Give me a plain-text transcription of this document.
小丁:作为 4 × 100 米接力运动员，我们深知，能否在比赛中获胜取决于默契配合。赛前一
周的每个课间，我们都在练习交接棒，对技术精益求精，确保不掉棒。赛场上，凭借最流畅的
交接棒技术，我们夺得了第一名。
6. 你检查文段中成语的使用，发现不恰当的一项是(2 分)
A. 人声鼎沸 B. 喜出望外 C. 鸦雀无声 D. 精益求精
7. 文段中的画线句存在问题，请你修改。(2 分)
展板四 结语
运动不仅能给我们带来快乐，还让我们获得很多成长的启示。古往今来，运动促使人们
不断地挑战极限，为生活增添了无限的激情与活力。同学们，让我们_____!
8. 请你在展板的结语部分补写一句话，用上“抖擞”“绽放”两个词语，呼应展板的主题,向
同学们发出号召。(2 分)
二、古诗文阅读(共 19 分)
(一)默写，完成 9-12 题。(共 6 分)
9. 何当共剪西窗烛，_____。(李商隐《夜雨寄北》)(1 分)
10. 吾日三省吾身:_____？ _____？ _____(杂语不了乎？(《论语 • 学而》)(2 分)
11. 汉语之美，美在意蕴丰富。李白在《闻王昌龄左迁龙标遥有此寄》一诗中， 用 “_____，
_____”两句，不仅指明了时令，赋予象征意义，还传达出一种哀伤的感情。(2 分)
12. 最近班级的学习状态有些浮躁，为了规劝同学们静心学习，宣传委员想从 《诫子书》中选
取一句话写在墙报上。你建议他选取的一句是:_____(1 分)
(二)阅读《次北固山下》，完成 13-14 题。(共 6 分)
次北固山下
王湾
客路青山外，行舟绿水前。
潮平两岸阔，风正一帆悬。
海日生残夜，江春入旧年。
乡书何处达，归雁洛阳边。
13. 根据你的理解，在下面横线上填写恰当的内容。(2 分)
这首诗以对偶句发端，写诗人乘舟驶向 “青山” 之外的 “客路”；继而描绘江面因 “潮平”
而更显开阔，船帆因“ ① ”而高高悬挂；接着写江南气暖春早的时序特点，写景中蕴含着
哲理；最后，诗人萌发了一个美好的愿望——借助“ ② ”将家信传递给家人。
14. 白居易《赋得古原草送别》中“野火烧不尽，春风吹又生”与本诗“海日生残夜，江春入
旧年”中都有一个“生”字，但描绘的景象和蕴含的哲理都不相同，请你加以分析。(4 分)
....
Using the data above, reproduce every line exactly.

- Response below
Give me a plain-text transcription of this document.
小丁:作为 4 × 100 米接力运动员，我们深知，能否在比赛中获胜取决于默契配合。赛前一
周的每个课间，我们都在练习交接棒，对技术精益求精，确保不掉棒。赛场上，凭借最流畅的
交接棒技术，我们夺得了第一名。
6. 你检查文段中成语的使用，发现不恰当的一项是(2 分)
A. 人声鼎沸 B. 喜出望外 C. 鸦雀无声 D. 精益求精
7. 文段中的画线句存在问题，请你修改。(2 分)
展板四 结语
运动不仅能给我们带来快乐，还让我们获得很多成长的启示。古往今来，运动促使人们
不断地挑战极限，为生活增添了无限的激情与活力。同学们，让我们_____!
8. 请你在展板的结语部分补写一句话，用上“抖擞”“绽放”两个词语，呼应展板的主题,向
同学们发出号召。(2 分)
二、古诗文阅读(共 19 分)
(一)默写，完成 9-12 题。(共 6 分)
9. 何当共剪西窗烛，_____。(李商隐《夜雨寄北》)(1 分)
10. 吾日三省吾身:_____？ _____？ _____(杂语不了乎？(《论语 • 学而》)(2 分)
11. 汉语之美，美在意蕴丰富。李白在《闻王昌龄左迁龙标遥有此寄》一诗中， 用 “_____，
_____”两句，不仅指明了时令，赋予象征意义，还传达出一种哀伤的感情。(2 分)
12. 最近班级的学习状态有些浮躁，为了规劝同学们静心学习，宣传委员想从 《诫子书》中选
取一句话写在墙报上。你建议他选取的一句是:_____(1 分)
(二)阅读《次北固山下》，完成 13-14 题。(共 6 分)
次北固山下
王湾
客路青山外，行舟绿水前。
潮平两岸阔，风正一帆悬。
海日生残夜，江春入旧年。
乡书何处达，归雁洛阳边。
13. 根据你的理解，在下面横线上填写恰当的内容。(2 分)
这首诗以对偶句发端，写诗人乘舟驶向 “青山” 之外的 “客路”；继而描绘江面因 “潮平”
而更显开阔，船帆因“ ① ”而高高悬挂；接着写江南气暖春早的时序特点，写景中蕴含着
哲理；最后，诗人萌发了一个美好的愿望——借助“ ② ”将家信传递给家人。
14. 白居易《赋得古原草送别》中“野火烧不尽，春风吹又生”与本诗“海日生残夜，江春入
旧年”中都有一个“生”字，但描绘的景象和蕴含的哲理都不相同，请你加以分析。(4 分)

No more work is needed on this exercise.